• **Work to be completed**
Filter the records below down to lines containing "send".
+ + + + +
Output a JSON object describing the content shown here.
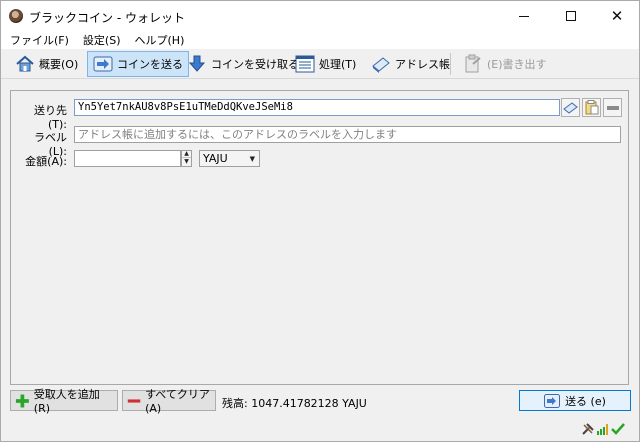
{
  "window": {
    "title": "ブラックコイン - ウォレット",
    "minimize_label": "",
    "close_label": "✕"
  },
  "menu": {
    "file": "ファイル(F)",
    "settings": "設定(S)",
    "help": "ヘルプ(H)"
  },
  "toolbar": {
    "overview": "概要(O)",
    "send": "コインを送る",
    "receive": "コインを受け取る",
    "transactions": "処理(T)",
    "address_book": "アドレス帳",
    "export": "(E)書き出す",
    "active_tab": "send"
  },
  "form": {
    "pay_to_label": "送り先(T):",
    "pay_to_value": "Yn5Yet7nkAU8v8PsE1uTMeDdQKveJSeMi8",
    "label_label": "ラベル(L):",
    "label_placeholder": "アドレス帳に追加するには、このアドレスのラベルを入力します",
    "amount_label": "金額(A):",
    "amount_value": "",
    "unit": "YAJU",
    "spin_up": "▲",
    "spin_down": "▼",
    "unit_arrow": "▼"
  },
  "actions": {
    "add_recipient": "受取人を追加 (R)",
    "clear_all": "すべてクリア (A)",
    "balance": "残高: 1047.41782128 YAJU",
    "send": "送る (e)"
  },
  "colors": {
    "accent": "#0078d7",
    "active_tab_bg": "#cce4f7",
    "status_ok": "#2aa52a"
  }
}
+ + + + +
• **Result of the task**
    "send": "コインを送る",
    "active_tab": "send"
    "send": "送る (e)"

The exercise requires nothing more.